#### DIRECTIONS FOR THIS TASK:
Identify each line holding the string "Probability" and copy it.

#### PROVIDED INFORMATION:
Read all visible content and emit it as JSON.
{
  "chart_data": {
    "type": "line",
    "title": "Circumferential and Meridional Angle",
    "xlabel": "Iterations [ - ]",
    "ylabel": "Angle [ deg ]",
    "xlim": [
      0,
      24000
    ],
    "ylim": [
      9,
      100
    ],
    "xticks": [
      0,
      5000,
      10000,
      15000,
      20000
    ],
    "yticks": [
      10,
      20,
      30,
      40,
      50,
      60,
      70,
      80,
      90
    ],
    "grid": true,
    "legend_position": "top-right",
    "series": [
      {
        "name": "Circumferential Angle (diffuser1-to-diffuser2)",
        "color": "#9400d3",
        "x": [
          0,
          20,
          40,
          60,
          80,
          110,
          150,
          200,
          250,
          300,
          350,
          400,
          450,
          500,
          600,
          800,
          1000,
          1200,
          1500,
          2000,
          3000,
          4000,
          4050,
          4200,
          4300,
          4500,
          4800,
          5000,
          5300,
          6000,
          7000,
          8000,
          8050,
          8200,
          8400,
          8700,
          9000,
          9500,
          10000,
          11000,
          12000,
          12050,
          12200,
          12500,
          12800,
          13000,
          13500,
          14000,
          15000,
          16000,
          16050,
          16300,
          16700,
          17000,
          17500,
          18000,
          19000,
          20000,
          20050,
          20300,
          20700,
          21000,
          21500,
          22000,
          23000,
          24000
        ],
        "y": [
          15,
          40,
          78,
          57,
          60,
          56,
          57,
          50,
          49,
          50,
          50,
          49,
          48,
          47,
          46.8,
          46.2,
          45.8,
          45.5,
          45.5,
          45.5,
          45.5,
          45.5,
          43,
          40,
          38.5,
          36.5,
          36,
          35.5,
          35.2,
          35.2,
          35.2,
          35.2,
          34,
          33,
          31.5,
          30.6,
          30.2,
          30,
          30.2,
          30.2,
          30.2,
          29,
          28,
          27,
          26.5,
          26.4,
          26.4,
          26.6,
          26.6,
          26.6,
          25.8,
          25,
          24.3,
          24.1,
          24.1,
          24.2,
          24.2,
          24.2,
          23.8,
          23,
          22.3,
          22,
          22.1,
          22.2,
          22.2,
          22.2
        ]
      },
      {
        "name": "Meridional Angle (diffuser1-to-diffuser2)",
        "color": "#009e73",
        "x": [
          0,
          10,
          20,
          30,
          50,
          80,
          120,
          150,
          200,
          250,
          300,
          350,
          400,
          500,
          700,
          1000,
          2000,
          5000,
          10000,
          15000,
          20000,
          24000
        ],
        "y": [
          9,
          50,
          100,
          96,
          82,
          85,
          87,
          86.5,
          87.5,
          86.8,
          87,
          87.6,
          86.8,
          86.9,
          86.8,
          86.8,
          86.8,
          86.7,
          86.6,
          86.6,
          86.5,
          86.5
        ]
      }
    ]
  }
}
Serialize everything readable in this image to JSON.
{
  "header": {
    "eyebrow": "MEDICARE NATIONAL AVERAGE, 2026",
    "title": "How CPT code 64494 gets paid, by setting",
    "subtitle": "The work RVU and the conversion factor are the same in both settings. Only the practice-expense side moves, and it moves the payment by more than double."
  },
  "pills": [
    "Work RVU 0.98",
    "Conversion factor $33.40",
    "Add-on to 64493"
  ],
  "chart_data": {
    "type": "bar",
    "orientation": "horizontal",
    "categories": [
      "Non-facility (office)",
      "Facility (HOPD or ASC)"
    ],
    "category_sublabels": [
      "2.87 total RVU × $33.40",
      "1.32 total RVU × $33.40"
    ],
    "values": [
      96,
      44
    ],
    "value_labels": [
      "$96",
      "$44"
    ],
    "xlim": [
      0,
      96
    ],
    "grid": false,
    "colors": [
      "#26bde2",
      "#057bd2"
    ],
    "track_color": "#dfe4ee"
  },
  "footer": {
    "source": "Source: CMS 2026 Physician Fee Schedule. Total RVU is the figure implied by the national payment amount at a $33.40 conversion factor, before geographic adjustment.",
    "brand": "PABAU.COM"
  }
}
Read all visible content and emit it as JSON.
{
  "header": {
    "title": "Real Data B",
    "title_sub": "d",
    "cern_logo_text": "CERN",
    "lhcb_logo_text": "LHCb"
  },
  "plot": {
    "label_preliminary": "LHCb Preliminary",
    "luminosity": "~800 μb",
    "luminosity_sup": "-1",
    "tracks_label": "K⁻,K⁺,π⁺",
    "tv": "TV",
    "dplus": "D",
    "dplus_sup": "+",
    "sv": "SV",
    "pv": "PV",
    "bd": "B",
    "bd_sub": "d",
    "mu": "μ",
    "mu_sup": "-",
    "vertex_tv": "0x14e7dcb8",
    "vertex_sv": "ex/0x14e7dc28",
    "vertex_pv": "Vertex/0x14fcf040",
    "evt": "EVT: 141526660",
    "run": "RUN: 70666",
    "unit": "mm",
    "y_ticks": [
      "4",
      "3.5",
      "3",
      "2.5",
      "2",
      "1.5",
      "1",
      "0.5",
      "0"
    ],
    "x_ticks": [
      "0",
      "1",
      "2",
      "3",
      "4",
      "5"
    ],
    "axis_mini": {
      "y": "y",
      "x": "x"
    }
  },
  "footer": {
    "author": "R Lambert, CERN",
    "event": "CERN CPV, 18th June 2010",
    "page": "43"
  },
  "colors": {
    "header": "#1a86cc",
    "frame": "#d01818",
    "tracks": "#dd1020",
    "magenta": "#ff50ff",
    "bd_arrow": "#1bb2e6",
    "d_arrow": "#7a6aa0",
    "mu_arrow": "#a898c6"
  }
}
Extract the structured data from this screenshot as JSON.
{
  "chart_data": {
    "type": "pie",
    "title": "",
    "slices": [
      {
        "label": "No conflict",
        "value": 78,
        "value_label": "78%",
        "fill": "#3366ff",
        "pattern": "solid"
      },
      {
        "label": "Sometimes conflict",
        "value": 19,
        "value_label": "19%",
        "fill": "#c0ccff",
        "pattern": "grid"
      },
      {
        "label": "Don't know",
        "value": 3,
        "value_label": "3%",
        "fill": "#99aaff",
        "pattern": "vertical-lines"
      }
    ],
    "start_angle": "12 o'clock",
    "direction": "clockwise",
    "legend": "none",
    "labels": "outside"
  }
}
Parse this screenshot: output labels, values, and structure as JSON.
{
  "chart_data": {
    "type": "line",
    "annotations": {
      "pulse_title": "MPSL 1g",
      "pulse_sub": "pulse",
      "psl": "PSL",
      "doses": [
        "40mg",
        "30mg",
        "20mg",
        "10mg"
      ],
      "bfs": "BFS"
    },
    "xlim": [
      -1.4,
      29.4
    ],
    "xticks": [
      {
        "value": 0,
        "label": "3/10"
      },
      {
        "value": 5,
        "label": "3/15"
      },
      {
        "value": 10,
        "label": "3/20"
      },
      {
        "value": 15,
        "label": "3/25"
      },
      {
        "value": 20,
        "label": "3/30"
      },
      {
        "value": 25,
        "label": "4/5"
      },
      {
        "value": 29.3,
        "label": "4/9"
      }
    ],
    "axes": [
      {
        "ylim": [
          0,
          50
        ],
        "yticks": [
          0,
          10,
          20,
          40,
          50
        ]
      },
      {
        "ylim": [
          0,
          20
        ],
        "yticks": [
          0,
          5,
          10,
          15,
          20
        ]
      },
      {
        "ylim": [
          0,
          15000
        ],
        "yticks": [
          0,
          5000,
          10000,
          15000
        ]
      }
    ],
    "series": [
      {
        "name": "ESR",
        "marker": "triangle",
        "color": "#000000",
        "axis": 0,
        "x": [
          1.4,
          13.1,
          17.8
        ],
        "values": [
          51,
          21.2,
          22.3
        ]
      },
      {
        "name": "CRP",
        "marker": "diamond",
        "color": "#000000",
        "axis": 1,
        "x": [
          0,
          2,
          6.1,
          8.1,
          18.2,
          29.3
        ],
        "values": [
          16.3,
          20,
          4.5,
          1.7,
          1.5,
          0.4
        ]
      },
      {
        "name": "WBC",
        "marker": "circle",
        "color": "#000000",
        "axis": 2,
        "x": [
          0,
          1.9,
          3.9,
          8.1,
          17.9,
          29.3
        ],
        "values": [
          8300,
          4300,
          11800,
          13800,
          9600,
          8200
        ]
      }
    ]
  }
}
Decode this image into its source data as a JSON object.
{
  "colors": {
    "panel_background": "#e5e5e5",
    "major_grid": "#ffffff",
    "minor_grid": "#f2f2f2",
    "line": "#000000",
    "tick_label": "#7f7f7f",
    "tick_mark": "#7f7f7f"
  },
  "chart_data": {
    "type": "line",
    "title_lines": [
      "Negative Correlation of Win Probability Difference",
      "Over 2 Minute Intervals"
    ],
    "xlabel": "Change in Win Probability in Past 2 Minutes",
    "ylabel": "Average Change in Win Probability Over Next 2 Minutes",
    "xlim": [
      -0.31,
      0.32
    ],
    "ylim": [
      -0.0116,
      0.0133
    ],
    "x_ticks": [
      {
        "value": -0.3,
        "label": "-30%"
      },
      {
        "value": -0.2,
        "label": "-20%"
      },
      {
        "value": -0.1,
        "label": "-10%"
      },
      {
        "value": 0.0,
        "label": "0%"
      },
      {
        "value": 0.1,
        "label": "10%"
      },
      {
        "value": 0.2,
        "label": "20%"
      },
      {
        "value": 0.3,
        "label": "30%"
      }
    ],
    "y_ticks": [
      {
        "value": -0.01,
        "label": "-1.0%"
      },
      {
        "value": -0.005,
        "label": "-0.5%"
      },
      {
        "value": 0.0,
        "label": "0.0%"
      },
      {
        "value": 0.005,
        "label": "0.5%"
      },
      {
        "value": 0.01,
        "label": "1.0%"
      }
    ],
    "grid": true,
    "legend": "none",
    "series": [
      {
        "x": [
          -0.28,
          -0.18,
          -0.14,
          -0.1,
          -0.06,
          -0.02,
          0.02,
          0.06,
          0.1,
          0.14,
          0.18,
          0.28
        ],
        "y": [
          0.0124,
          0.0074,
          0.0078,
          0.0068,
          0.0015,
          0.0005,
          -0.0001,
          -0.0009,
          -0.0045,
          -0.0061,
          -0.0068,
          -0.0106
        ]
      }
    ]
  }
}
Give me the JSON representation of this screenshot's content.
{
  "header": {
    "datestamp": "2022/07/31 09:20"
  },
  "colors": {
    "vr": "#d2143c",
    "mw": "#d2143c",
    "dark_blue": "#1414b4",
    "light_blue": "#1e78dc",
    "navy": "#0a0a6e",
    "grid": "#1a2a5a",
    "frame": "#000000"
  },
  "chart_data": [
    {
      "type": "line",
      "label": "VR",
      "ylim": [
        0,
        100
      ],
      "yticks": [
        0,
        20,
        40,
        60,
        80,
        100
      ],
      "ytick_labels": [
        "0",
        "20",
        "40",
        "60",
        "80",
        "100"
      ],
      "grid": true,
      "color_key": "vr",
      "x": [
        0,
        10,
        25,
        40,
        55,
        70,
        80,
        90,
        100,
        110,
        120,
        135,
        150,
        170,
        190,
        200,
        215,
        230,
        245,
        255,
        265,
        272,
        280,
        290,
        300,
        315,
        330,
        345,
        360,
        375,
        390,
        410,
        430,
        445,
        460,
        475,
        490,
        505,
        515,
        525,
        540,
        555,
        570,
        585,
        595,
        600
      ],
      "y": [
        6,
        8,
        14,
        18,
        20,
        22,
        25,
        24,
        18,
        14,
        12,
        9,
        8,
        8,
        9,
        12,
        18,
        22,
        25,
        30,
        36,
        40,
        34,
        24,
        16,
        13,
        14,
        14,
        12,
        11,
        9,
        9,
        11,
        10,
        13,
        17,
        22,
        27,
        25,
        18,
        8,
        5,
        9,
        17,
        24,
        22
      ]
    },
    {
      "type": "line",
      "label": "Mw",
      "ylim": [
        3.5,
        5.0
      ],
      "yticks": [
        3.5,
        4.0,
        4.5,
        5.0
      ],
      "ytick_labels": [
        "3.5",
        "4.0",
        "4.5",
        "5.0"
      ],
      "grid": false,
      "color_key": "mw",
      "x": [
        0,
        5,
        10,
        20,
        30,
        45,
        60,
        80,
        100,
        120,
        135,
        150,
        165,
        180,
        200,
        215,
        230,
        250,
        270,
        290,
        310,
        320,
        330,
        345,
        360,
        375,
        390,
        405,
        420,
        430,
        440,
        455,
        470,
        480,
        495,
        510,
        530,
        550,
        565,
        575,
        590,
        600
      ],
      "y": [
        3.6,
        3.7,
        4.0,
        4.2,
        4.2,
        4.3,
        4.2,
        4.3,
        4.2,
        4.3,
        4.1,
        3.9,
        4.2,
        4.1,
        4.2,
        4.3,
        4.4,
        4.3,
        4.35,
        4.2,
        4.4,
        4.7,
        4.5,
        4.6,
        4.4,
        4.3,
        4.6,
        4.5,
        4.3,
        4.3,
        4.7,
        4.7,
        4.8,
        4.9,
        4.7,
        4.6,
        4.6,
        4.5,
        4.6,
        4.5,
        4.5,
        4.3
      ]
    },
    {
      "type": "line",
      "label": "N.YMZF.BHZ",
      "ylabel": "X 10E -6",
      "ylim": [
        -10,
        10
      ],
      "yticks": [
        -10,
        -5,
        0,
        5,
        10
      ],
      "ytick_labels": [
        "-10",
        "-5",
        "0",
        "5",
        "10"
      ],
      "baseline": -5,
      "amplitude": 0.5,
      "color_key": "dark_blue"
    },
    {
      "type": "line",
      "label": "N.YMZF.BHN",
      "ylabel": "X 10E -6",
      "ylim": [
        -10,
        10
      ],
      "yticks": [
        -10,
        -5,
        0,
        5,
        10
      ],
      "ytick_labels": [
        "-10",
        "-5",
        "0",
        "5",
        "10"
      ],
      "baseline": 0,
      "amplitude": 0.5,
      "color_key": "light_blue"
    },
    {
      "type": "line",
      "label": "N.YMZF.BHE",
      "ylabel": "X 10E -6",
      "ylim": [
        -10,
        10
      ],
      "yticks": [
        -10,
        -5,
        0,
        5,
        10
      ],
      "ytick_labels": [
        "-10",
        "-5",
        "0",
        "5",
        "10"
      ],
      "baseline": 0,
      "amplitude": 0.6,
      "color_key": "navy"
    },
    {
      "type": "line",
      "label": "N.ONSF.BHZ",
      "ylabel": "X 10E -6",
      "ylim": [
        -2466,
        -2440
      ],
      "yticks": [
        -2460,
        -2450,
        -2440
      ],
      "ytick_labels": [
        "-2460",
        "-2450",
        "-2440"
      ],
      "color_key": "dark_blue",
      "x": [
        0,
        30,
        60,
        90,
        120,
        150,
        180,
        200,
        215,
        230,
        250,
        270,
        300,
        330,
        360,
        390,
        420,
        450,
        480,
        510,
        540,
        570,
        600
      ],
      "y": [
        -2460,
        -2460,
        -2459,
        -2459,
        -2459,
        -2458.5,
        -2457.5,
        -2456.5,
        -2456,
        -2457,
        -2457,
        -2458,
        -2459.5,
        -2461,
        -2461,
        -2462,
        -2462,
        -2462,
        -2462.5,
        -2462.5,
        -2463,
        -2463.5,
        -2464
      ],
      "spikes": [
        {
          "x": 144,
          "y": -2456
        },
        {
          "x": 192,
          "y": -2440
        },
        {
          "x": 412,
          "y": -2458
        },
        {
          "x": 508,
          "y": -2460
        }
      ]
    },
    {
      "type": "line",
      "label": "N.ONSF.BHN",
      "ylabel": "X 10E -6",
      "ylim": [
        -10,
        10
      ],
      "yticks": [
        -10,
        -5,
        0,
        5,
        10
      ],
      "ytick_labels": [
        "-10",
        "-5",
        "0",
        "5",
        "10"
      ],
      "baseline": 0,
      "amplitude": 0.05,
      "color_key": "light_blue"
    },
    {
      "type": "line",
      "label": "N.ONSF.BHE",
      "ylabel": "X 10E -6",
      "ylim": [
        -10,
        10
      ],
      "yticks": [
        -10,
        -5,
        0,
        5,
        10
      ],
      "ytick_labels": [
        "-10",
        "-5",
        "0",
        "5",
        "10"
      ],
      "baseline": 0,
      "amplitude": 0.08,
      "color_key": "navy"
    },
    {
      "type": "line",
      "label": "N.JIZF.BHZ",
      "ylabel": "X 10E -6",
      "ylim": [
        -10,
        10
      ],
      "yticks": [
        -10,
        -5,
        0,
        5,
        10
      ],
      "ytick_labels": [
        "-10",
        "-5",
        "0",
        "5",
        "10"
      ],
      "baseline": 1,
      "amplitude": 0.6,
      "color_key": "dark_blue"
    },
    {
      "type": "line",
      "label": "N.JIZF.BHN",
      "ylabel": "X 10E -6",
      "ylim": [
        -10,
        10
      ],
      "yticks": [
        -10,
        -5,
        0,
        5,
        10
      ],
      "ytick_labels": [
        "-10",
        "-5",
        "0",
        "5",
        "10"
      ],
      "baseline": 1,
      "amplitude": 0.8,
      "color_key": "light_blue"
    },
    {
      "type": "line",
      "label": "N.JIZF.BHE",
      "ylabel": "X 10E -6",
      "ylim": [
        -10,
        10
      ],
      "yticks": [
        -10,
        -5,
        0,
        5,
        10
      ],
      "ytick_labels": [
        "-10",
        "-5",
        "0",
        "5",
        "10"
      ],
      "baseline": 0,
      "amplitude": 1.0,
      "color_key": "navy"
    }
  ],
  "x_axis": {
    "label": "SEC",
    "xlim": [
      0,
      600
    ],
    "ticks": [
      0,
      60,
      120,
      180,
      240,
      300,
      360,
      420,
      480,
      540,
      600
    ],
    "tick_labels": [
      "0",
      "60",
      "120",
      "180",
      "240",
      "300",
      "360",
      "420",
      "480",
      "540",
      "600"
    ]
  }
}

#### EXERCISE OUTPUT:
      "Negative Correlation of Win Probability Difference",
    "xlabel": "Change in Win Probability in Past 2 Minutes",
    "ylabel": "Average Change in Win Probability Over Next 2 Minutes",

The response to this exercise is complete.